--- Input data ---
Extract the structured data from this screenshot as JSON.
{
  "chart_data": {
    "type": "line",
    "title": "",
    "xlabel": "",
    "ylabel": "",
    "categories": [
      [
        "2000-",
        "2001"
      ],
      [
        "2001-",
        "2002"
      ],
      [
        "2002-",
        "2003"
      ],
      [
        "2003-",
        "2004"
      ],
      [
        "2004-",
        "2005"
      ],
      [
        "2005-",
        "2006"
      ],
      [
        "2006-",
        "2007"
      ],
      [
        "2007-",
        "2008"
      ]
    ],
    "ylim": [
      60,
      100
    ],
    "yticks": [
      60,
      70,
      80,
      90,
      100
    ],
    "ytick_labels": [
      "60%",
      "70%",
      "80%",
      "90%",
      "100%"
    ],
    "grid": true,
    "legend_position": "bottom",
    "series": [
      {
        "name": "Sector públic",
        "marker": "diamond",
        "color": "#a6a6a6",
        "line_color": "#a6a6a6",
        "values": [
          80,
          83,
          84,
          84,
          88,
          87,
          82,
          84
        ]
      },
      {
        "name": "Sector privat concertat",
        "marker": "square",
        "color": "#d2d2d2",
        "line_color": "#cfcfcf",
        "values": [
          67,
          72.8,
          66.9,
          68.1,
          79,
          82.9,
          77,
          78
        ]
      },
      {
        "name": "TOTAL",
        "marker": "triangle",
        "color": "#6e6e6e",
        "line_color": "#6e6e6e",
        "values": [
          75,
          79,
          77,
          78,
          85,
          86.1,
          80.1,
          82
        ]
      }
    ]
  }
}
---
--- Input data ---
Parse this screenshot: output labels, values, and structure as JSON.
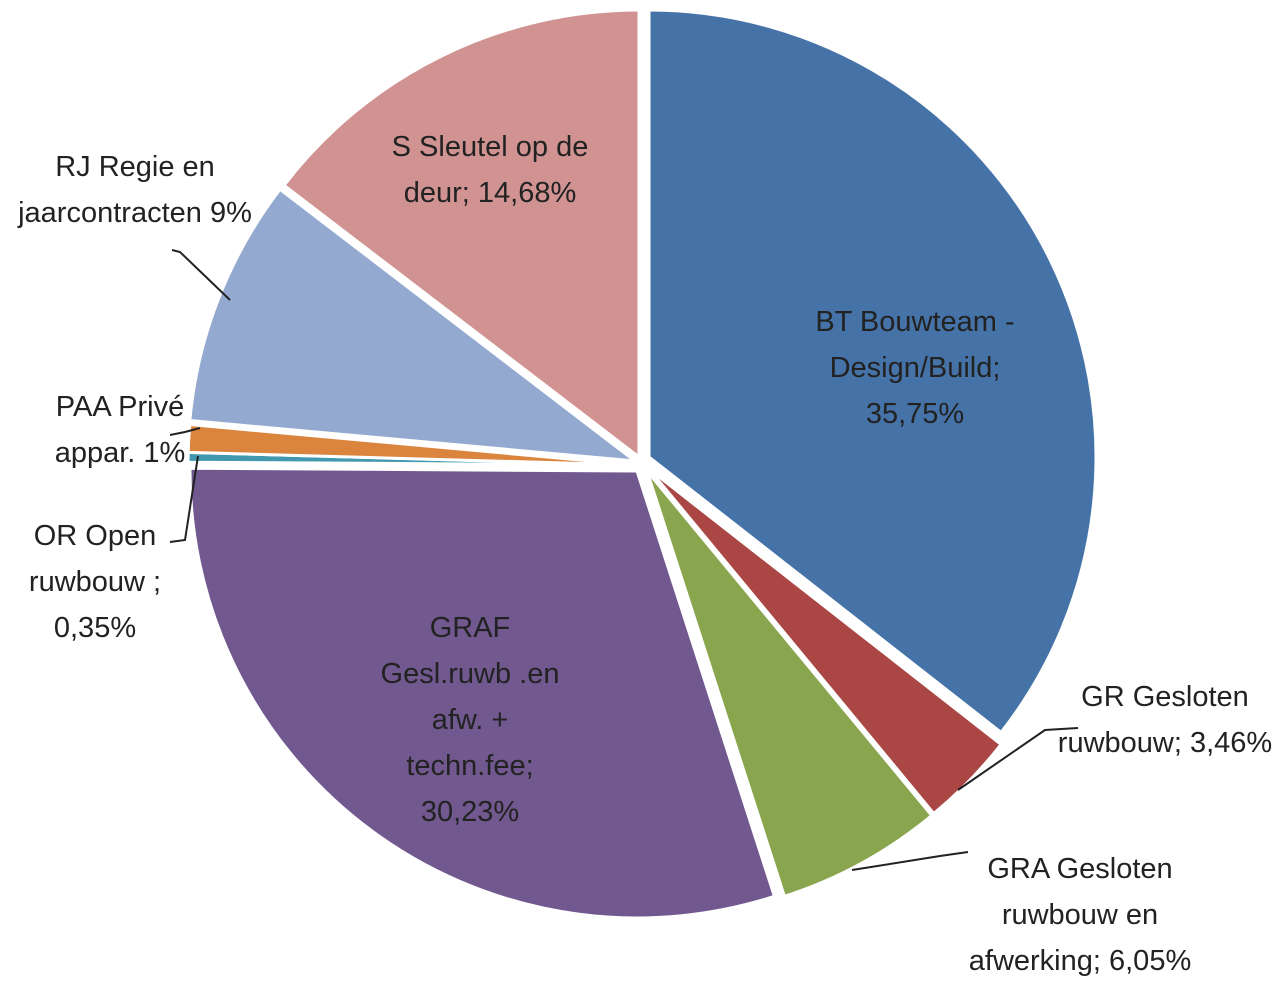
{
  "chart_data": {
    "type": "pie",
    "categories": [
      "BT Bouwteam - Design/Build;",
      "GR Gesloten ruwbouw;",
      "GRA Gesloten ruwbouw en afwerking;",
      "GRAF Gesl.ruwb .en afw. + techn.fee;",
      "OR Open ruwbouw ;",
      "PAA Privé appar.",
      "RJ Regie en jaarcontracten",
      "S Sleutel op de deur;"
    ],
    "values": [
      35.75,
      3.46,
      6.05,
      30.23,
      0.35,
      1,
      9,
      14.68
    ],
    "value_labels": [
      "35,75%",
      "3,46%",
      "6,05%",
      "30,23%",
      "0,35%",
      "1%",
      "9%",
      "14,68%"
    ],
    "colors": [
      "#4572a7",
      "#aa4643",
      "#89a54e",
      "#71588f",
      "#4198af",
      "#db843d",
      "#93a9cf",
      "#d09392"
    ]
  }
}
---
--- Input data ---
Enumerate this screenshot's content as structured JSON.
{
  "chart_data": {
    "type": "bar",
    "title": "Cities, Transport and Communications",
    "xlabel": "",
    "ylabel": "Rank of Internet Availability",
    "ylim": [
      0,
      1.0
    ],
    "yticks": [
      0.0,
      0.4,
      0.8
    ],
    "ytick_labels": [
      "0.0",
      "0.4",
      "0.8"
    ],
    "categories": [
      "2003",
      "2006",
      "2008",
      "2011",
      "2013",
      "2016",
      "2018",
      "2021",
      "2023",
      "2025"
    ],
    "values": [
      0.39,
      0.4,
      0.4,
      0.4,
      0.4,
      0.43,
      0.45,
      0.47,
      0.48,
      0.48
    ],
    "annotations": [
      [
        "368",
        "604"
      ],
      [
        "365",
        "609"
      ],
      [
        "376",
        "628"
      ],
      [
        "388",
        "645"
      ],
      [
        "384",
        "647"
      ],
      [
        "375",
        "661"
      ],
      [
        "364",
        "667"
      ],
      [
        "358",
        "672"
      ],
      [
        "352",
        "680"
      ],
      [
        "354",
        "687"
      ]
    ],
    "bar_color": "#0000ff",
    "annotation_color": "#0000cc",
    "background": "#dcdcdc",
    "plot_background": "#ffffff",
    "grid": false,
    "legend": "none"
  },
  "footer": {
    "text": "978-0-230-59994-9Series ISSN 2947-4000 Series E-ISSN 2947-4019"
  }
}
---
■ Stated goal
Give the count of lines in the listing that hold the word "ylabel", with no other text.

■ Output of the task
2